- Material to process:

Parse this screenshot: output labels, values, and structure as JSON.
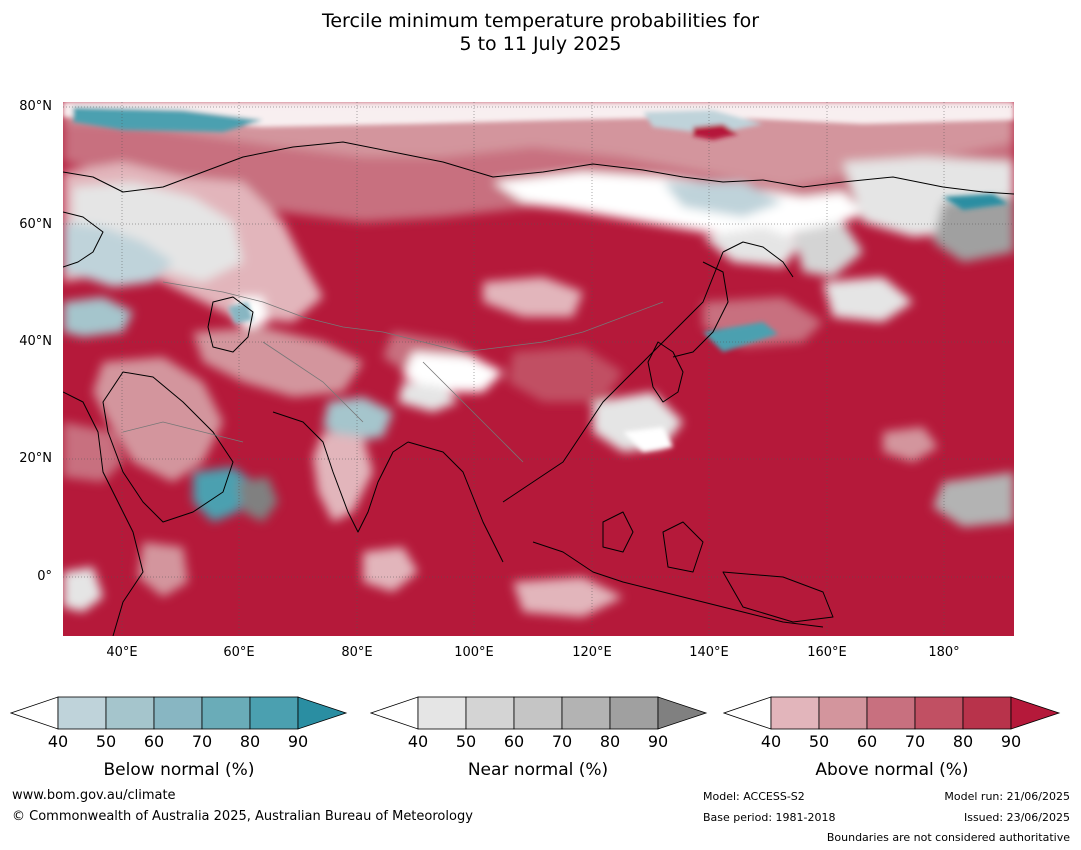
{
  "title": {
    "line1": "Tercile minimum temperature probabilities for",
    "line2": "5 to 11 July 2025"
  },
  "axes": {
    "latitudes": [
      "80°N",
      "60°N",
      "40°N",
      "20°N",
      "0°"
    ],
    "longitudes": [
      "40°E",
      "60°E",
      "80°E",
      "100°E",
      "120°E",
      "140°E",
      "160°E",
      "180°"
    ]
  },
  "legend": {
    "below": {
      "label": "Below normal (%)",
      "ticks": [
        "40",
        "50",
        "60",
        "70",
        "80",
        "90"
      ],
      "colors": [
        "#ffffff",
        "#bfd3da",
        "#a5c5cc",
        "#88b6c2",
        "#6aacb8",
        "#4ba0b0",
        "#2a8ea2"
      ]
    },
    "near": {
      "label": "Near normal (%)",
      "ticks": [
        "40",
        "50",
        "60",
        "70",
        "80",
        "90"
      ],
      "colors": [
        "#ffffff",
        "#e5e5e5",
        "#d4d4d4",
        "#c5c5c5",
        "#b3b3b3",
        "#a0a0a0",
        "#808080"
      ]
    },
    "above": {
      "label": "Above normal (%)",
      "ticks": [
        "40",
        "50",
        "60",
        "70",
        "80",
        "90"
      ],
      "colors": [
        "#ffffff",
        "#e2b5bb",
        "#d3959d",
        "#c8707f",
        "#c15063",
        "#b8334b",
        "#b5193a"
      ]
    }
  },
  "footer": {
    "website": "www.bom.gov.au/climate",
    "copyright": "© Commonwealth of Australia 2025, Australian Bureau of Meteorology",
    "model": "Model: ACCESS-S2",
    "base_period": "Base period: 1981-2018",
    "model_run": "Model run: 21/06/2025",
    "issued": "Issued: 23/06/2025",
    "disclaimer": "Boundaries are not considered authoritative"
  }
}
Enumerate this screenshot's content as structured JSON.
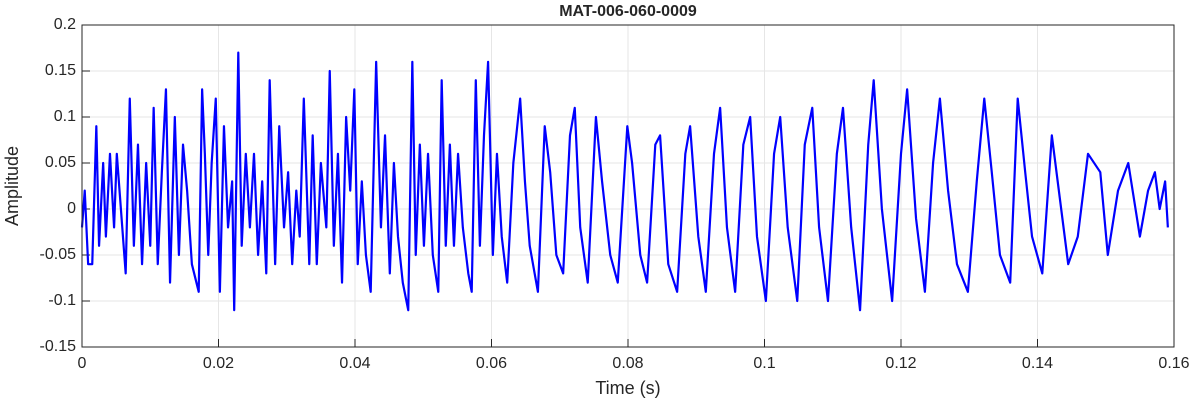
{
  "chart_data": {
    "type": "line",
    "title": "MAT-006-060-0009",
    "x_label": "Time (s)",
    "y_label": "Amplitude",
    "color": "#0000ff",
    "grid": true,
    "xlim": [
      0,
      0.16
    ],
    "xticks": [
      0,
      0.02,
      0.04,
      0.06,
      0.08,
      0.1,
      0.12,
      0.14,
      0.16
    ],
    "ylim": [
      -0.15,
      0.2
    ],
    "yticks": [
      -0.15,
      -0.1,
      -0.05,
      0,
      0.05,
      0.1,
      0.15,
      0.2
    ],
    "x": [
      0,
      0.0004,
      0.0009,
      0.0015,
      0.0021,
      0.0025,
      0.0031,
      0.0035,
      0.0041,
      0.0047,
      0.0051,
      0.0057,
      0.0064,
      0.007,
      0.0076,
      0.0082,
      0.0088,
      0.0094,
      0.01,
      0.0105,
      0.0111,
      0.0117,
      0.0123,
      0.0129,
      0.0136,
      0.0142,
      0.0148,
      0.0154,
      0.0161,
      0.0171,
      0.0176,
      0.018,
      0.0185,
      0.019,
      0.0196,
      0.0202,
      0.0208,
      0.0214,
      0.022,
      0.0223,
      0.0229,
      0.0234,
      0.024,
      0.0246,
      0.0252,
      0.0258,
      0.0264,
      0.027,
      0.0275,
      0.0283,
      0.0289,
      0.0296,
      0.0302,
      0.0308,
      0.0314,
      0.0319,
      0.0325,
      0.0333,
      0.0338,
      0.0344,
      0.035,
      0.0358,
      0.0363,
      0.0369,
      0.0375,
      0.0381,
      0.0387,
      0.0393,
      0.0399,
      0.0404,
      0.041,
      0.0416,
      0.0423,
      0.0431,
      0.0438,
      0.0444,
      0.0451,
      0.0457,
      0.0463,
      0.047,
      0.0478,
      0.0484,
      0.0489,
      0.0495,
      0.0501,
      0.0507,
      0.0514,
      0.0522,
      0.0527,
      0.0533,
      0.0539,
      0.0545,
      0.0551,
      0.0558,
      0.0566,
      0.0571,
      0.0577,
      0.0583,
      0.0589,
      0.0595,
      0.0602,
      0.0608,
      0.0615,
      0.0623,
      0.0632,
      0.0642,
      0.0649,
      0.0656,
      0.0668,
      0.0678,
      0.0686,
      0.0695,
      0.0705,
      0.0715,
      0.0722,
      0.073,
      0.0741,
      0.0753,
      0.0762,
      0.0774,
      0.0785,
      0.0799,
      0.0806,
      0.0818,
      0.0828,
      0.084,
      0.0847,
      0.0859,
      0.0872,
      0.0884,
      0.0891,
      0.0903,
      0.0914,
      0.0926,
      0.0935,
      0.0945,
      0.0957,
      0.0969,
      0.0979,
      0.0989,
      0.1002,
      0.1014,
      0.1023,
      0.1034,
      0.1048,
      0.1059,
      0.107,
      0.108,
      0.1093,
      0.1106,
      0.1115,
      0.1127,
      0.114,
      0.1152,
      0.116,
      0.1172,
      0.1187,
      0.12,
      0.1209,
      0.1222,
      0.1235,
      0.1247,
      0.1257,
      0.1269,
      0.1282,
      0.1298,
      0.1311,
      0.1322,
      0.1333,
      0.1345,
      0.136,
      0.1371,
      0.1382,
      0.1392,
      0.1407,
      0.1421,
      0.1433,
      0.1445,
      0.1459,
      0.1474,
      0.1492,
      0.1503,
      0.1518,
      0.1533,
      0.155,
      0.1562,
      0.1572,
      0.1579,
      0.1587,
      0.1591
    ],
    "values": [
      -0.02,
      0.02,
      -0.06,
      -0.06,
      0.09,
      -0.04,
      0.05,
      -0.03,
      0.06,
      -0.02,
      0.06,
      0.0,
      -0.07,
      0.12,
      -0.04,
      0.07,
      -0.06,
      0.05,
      -0.04,
      0.11,
      -0.06,
      0.04,
      0.13,
      -0.08,
      0.1,
      -0.05,
      0.07,
      0.02,
      -0.06,
      -0.09,
      0.13,
      0.06,
      -0.05,
      0.05,
      0.12,
      -0.09,
      0.09,
      -0.02,
      0.03,
      -0.11,
      0.17,
      -0.04,
      0.06,
      -0.02,
      0.06,
      -0.05,
      0.03,
      -0.07,
      0.14,
      -0.06,
      0.09,
      -0.02,
      0.04,
      -0.06,
      0.02,
      -0.03,
      0.12,
      -0.06,
      0.08,
      -0.06,
      0.05,
      -0.02,
      0.15,
      -0.04,
      0.06,
      -0.08,
      0.1,
      0.02,
      0.13,
      -0.06,
      0.03,
      -0.05,
      -0.09,
      0.16,
      -0.02,
      0.08,
      -0.07,
      0.05,
      -0.03,
      -0.08,
      -0.11,
      0.16,
      -0.05,
      0.07,
      -0.04,
      0.06,
      -0.05,
      -0.09,
      0.14,
      -0.04,
      0.07,
      -0.04,
      0.06,
      -0.02,
      -0.07,
      -0.09,
      0.14,
      -0.04,
      0.08,
      0.16,
      -0.05,
      0.06,
      -0.03,
      -0.08,
      0.05,
      0.12,
      0.03,
      -0.04,
      -0.09,
      0.09,
      0.04,
      -0.05,
      -0.07,
      0.08,
      0.11,
      -0.02,
      -0.08,
      0.1,
      0.03,
      -0.05,
      -0.08,
      0.09,
      0.05,
      -0.05,
      -0.08,
      0.07,
      0.08,
      -0.06,
      -0.09,
      0.06,
      0.09,
      -0.03,
      -0.09,
      0.06,
      0.11,
      -0.02,
      -0.09,
      0.07,
      0.1,
      -0.03,
      -0.1,
      0.06,
      0.1,
      -0.02,
      -0.1,
      0.07,
      0.11,
      -0.02,
      -0.1,
      0.06,
      0.11,
      -0.02,
      -0.11,
      0.07,
      0.14,
      0.0,
      -0.1,
      0.06,
      0.13,
      -0.01,
      -0.09,
      0.05,
      0.12,
      0.02,
      -0.06,
      -0.09,
      0.03,
      0.12,
      0.04,
      -0.05,
      -0.08,
      0.12,
      0.04,
      -0.03,
      -0.07,
      0.08,
      0.01,
      -0.06,
      -0.03,
      0.06,
      0.04,
      -0.05,
      0.02,
      0.05,
      -0.03,
      0.02,
      0.04,
      0.0,
      0.03,
      -0.02
    ]
  }
}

- Problem statement: Reproduce each line holding the word "normal".

- Reply:
      "label": "Below normal (%)",
      "label": "Near normal (%)",
      "label": "Above normal (%)",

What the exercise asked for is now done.